(Dataset items)

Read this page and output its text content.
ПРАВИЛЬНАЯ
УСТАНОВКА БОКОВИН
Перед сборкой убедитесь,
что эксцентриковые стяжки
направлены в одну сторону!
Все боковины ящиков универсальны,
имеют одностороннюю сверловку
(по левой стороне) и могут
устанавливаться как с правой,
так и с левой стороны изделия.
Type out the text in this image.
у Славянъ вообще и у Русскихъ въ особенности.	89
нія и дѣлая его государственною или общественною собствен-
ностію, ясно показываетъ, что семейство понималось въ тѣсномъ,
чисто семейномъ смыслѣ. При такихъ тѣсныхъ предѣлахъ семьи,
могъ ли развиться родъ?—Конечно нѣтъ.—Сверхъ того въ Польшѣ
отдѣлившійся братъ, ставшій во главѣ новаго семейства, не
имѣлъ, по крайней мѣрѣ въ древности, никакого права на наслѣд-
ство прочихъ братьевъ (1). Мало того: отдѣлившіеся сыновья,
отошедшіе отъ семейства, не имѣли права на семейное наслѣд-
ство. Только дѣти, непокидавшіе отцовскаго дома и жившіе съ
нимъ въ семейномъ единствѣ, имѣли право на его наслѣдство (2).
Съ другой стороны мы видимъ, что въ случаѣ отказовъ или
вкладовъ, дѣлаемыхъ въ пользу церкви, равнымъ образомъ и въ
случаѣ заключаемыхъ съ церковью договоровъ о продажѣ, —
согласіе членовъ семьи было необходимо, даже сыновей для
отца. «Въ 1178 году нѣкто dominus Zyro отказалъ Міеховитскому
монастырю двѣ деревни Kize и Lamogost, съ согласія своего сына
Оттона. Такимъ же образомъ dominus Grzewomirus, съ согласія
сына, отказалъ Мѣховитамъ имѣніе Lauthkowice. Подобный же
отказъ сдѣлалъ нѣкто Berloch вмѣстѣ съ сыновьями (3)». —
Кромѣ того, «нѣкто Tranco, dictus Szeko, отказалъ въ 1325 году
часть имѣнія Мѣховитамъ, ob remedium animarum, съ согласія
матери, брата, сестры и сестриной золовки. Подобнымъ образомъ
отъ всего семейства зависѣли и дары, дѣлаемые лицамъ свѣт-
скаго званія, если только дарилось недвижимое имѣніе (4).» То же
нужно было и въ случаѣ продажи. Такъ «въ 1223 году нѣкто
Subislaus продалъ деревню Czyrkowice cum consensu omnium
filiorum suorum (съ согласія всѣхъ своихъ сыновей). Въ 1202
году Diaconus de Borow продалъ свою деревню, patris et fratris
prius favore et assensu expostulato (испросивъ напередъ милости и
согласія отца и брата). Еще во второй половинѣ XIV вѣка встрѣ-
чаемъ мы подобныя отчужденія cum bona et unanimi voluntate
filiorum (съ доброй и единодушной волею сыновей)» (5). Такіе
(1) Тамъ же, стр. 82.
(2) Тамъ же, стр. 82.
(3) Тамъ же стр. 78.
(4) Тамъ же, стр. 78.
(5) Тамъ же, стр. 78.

> EXERCISE INSTRUCTIONS:
Repeat every line of the data, exactly and in full.

> SOLUTION TO THE PROBLEM:
Read this page and output its text content.
ПРАВИЛЬНАЯ
УСТАНОВКА БОКОВИН
Перед сборкой убедитесь,
что эксцентриковые стяжки
направлены в одну сторону!
Все боковины ящиков универсальны,
имеют одностороннюю сверловку
(по левой стороне) и могут
устанавливаться как с правой,
так и с левой стороны изделия.
Type out the text in this image.
у Славянъ вообще и у Русскихъ въ особенности.	89
нія и дѣлая его государственною или общественною собствен-
ностію, ясно показываетъ, что семейство понималось въ тѣсномъ,
чисто семейномъ смыслѣ. При такихъ тѣсныхъ предѣлахъ семьи,
могъ ли развиться родъ?—Конечно нѣтъ.—Сверхъ того въ Польшѣ
отдѣлившійся братъ, ставшій во главѣ новаго семейства, не
имѣлъ, по крайней мѣрѣ въ древности, никакого права на наслѣд-
ство прочихъ братьевъ (1). Мало того: отдѣлившіеся сыновья,
отошедшіе отъ семейства, не имѣли права на семейное наслѣд-
ство. Только дѣти, непокидавшіе отцовскаго дома и жившіе съ
нимъ въ семейномъ единствѣ, имѣли право на его наслѣдство (2).
Съ другой стороны мы видимъ, что въ случаѣ отказовъ или
вкладовъ, дѣлаемыхъ въ пользу церкви, равнымъ образомъ и въ
случаѣ заключаемыхъ съ церковью договоровъ о продажѣ, —
согласіе членовъ семьи было необходимо, даже сыновей для
отца. «Въ 1178 году нѣкто dominus Zyro отказалъ Міеховитскому
монастырю двѣ деревни Kize и Lamogost, съ согласія своего сына
Оттона. Такимъ же образомъ dominus Grzewomirus, съ согласія
сына, отказалъ Мѣховитамъ имѣніе Lauthkowice. Подобный же
отказъ сдѣлалъ нѣкто Berloch вмѣстѣ съ сыновьями (3)». —
Кромѣ того, «нѣкто Tranco, dictus Szeko, отказалъ въ 1325 году
часть имѣнія Мѣховитамъ, ob remedium animarum, съ согласія
матери, брата, сестры и сестриной золовки. Подобнымъ образомъ
отъ всего семейства зависѣли и дары, дѣлаемые лицамъ свѣт-
скаго званія, если только дарилось недвижимое имѣніе (4).» То же
нужно было и въ случаѣ продажи. Такъ «въ 1223 году нѣкто
Subislaus продалъ деревню Czyrkowice cum consensu omnium
filiorum suorum (съ согласія всѣхъ своихъ сыновей). Въ 1202
году Diaconus de Borow продалъ свою деревню, patris et fratris
prius favore et assensu expostulato (испросивъ напередъ милости и
согласія отца и брата). Еще во второй половинѣ XIV вѣка встрѣ-
чаемъ мы подобныя отчужденія cum bona et unanimi voluntate
filiorum (съ доброй и единодушной волею сыновей)» (5). Такіе
(1) Тамъ же, стр. 82.
(2) Тамъ же, стр. 82.
(3) Тамъ же стр. 78.
(4) Тамъ же, стр. 78.
(5) Тамъ же, стр. 78.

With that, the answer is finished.